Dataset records
_ _ _

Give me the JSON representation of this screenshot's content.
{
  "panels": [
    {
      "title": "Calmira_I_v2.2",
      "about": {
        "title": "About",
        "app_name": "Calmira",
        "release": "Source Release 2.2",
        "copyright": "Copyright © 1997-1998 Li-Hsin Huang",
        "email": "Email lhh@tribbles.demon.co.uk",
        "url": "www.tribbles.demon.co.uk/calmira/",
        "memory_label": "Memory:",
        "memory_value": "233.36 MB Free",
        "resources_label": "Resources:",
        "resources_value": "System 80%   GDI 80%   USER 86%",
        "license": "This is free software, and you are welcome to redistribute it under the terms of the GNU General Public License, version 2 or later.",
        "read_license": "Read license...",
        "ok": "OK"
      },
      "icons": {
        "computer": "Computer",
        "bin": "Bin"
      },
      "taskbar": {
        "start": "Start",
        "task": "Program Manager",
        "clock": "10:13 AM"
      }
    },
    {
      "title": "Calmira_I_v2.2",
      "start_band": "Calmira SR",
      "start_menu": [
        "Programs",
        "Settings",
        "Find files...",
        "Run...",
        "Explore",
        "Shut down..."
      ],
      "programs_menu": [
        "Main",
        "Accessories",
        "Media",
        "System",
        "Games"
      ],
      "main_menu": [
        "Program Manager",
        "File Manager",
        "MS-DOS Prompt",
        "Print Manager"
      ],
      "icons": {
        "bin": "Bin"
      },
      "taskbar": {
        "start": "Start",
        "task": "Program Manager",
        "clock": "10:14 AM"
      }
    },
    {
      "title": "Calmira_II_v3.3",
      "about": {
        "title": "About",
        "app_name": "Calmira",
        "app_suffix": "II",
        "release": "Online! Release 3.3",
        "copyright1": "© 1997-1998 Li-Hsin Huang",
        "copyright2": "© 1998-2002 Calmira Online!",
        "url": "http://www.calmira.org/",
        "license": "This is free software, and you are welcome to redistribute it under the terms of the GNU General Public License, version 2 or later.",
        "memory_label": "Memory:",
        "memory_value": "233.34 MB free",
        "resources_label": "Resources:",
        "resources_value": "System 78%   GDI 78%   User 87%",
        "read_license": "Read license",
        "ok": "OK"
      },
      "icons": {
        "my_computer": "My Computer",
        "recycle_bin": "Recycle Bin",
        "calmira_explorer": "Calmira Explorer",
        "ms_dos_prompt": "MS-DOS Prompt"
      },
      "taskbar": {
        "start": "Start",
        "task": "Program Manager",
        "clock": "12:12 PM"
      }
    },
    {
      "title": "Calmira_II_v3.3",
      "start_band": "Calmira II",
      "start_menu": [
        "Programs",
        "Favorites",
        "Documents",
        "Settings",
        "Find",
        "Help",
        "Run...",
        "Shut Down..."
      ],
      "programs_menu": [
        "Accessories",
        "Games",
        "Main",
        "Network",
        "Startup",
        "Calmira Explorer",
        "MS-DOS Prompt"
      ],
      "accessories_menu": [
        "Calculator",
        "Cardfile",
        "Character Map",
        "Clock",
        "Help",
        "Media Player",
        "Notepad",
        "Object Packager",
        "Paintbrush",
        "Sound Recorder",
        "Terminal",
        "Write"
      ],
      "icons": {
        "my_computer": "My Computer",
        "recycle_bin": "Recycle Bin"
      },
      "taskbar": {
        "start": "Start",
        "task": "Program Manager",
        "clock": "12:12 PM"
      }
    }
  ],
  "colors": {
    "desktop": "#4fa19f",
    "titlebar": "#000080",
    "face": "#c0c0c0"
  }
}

_ _ _

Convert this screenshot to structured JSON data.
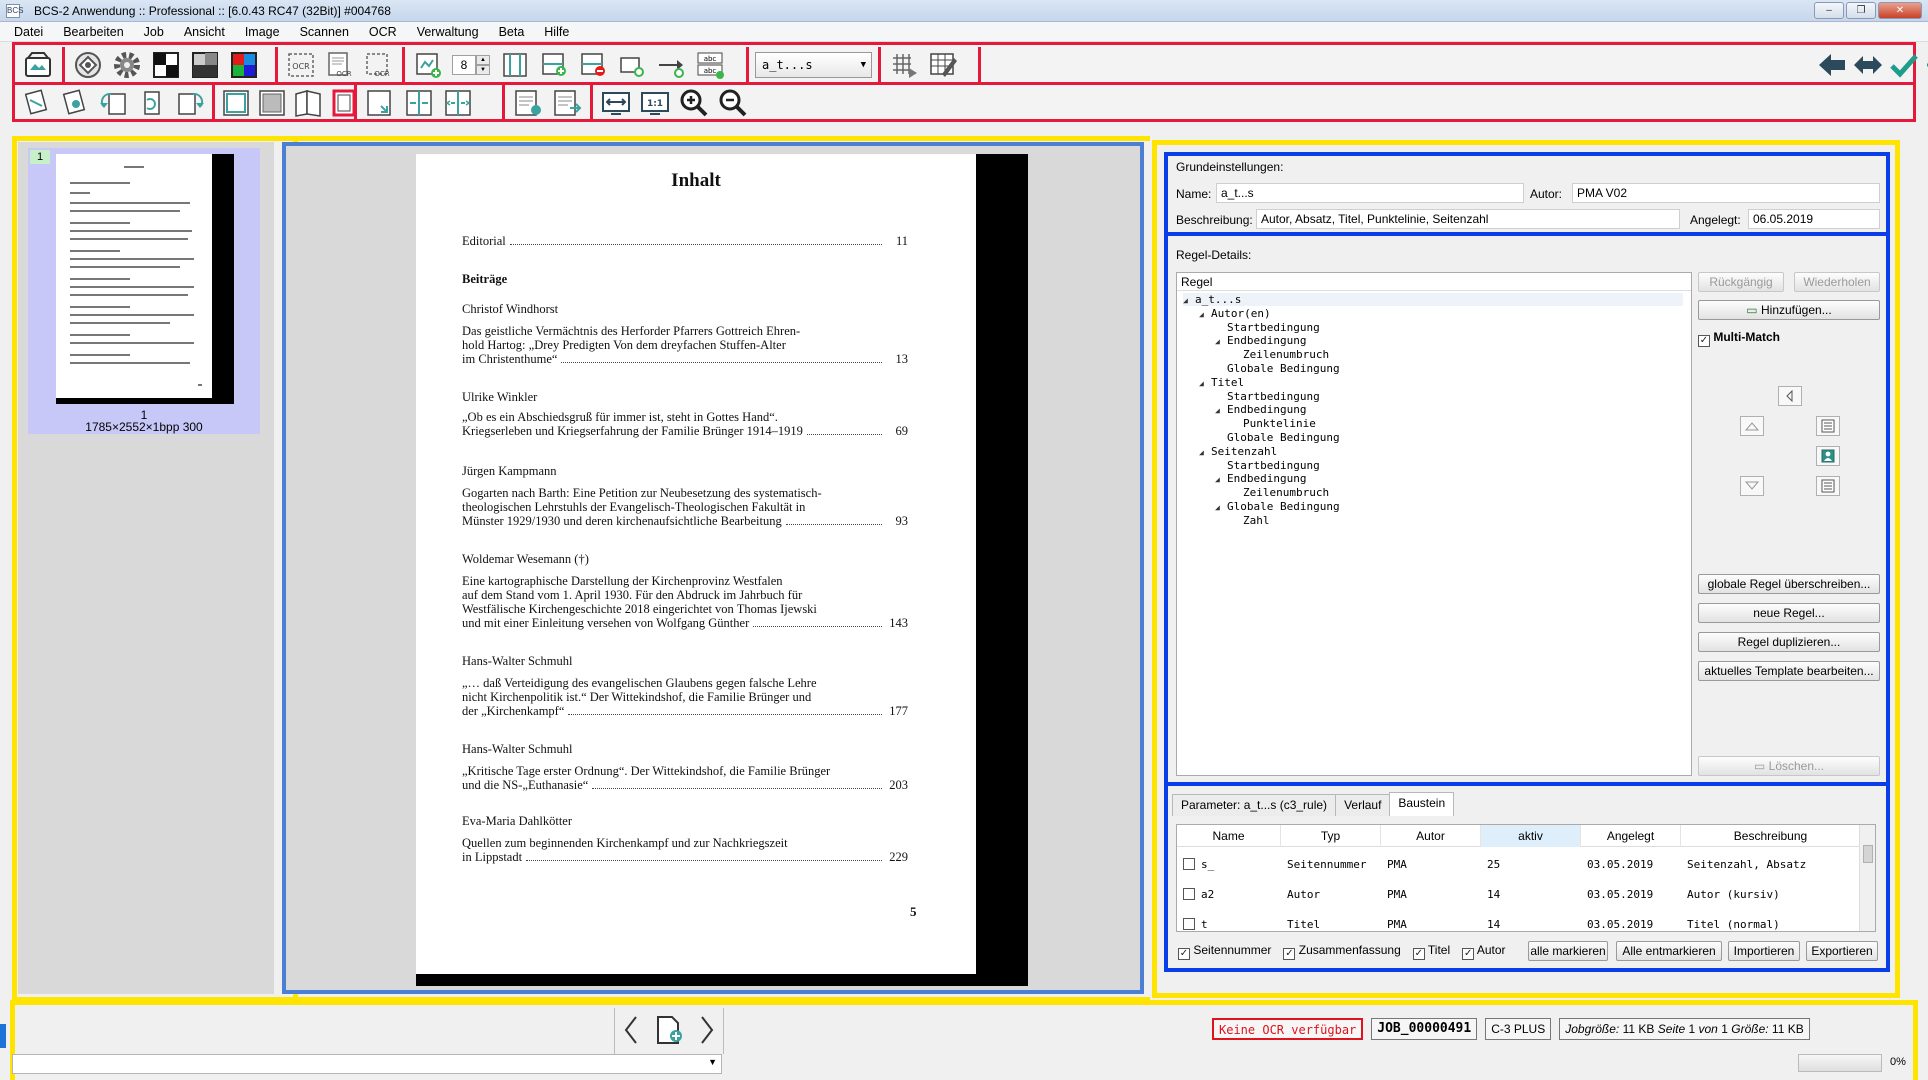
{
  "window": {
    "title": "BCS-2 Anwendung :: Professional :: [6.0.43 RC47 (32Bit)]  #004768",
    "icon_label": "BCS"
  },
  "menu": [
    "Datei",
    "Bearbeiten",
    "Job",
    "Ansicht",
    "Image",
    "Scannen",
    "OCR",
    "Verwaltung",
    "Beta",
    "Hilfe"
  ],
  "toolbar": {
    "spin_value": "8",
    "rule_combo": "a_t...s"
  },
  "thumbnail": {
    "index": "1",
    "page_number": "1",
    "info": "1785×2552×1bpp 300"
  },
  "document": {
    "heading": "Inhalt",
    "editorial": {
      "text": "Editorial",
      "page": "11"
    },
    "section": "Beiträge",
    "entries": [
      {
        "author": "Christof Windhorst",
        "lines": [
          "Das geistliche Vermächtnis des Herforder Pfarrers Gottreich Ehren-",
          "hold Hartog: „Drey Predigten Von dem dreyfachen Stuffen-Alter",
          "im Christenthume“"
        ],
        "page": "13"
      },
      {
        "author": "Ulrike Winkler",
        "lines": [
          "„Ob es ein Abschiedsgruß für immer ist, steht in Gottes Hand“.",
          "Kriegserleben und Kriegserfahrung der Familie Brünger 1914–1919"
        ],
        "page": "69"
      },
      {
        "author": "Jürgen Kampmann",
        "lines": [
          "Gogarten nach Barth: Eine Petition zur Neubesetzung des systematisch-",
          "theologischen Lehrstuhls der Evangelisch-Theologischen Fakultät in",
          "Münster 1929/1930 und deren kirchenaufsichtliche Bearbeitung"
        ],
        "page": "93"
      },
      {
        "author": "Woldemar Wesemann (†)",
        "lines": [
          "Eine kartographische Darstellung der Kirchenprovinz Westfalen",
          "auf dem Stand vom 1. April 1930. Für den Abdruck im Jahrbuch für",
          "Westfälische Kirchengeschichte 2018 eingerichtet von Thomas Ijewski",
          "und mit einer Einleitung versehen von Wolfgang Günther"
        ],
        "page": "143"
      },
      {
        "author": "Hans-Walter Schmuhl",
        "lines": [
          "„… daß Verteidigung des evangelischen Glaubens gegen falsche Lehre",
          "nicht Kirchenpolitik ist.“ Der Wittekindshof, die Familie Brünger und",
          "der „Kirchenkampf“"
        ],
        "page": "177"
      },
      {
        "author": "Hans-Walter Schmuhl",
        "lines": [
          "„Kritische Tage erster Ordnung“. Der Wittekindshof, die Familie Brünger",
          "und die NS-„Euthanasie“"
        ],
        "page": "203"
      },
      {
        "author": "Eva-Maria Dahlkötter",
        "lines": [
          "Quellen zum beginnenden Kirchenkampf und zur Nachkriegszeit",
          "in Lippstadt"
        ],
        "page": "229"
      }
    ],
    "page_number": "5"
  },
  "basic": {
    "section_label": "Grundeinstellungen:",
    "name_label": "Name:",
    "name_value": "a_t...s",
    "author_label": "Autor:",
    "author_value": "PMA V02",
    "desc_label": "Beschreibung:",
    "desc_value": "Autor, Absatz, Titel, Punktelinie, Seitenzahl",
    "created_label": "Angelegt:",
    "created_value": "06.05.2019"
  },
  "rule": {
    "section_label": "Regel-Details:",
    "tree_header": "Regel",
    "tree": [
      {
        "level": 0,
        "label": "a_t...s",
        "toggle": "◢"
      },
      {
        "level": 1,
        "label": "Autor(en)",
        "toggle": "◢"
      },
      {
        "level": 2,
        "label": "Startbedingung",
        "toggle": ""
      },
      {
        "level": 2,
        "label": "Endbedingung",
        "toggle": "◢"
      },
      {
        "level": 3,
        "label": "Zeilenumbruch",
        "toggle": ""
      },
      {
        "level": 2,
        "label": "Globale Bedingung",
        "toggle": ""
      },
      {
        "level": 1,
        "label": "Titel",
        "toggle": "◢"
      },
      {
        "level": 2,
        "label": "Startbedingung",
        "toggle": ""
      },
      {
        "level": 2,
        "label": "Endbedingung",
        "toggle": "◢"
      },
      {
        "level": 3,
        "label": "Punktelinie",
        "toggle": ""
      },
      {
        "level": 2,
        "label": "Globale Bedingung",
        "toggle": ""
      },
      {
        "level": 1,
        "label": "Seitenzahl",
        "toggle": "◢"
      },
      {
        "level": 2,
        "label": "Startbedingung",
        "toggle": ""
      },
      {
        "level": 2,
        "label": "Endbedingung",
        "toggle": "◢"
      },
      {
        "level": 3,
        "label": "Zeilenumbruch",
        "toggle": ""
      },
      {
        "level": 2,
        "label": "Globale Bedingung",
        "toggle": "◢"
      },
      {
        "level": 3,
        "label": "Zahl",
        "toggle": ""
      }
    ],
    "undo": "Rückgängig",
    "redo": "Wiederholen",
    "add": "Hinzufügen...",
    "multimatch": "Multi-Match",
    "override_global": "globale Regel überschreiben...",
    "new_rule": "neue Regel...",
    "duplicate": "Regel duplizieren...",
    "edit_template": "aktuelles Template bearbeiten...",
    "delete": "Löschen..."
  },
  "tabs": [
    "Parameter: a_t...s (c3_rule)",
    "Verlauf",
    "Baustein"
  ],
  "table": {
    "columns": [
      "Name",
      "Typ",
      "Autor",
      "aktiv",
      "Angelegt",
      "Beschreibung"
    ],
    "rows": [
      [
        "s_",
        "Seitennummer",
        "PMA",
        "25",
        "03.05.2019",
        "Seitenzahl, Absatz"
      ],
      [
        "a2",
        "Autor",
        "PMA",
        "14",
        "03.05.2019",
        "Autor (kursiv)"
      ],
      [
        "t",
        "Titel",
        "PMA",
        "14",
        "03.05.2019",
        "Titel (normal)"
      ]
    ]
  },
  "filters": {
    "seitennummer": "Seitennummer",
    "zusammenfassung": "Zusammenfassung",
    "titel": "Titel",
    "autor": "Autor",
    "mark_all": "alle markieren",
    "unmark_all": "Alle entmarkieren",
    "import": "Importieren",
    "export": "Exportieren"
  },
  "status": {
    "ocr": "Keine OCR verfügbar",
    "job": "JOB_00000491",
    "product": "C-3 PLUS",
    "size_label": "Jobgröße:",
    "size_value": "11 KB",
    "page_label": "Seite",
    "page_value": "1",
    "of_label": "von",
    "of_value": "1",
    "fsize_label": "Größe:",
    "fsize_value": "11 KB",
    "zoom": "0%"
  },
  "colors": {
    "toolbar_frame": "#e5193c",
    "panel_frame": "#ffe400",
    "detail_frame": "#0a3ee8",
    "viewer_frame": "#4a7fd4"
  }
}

_ _ _

Problem description => Using the records above, pull out each line where the word "Wittekindshof" occurs.

Reply to the exercise =>
          "nicht Kirchenpolitik ist.“ Der Wittekindshof, die Familie Brünger und",
          "„Kritische Tage erster Ordnung“. Der Wittekindshof, die Familie Brünger",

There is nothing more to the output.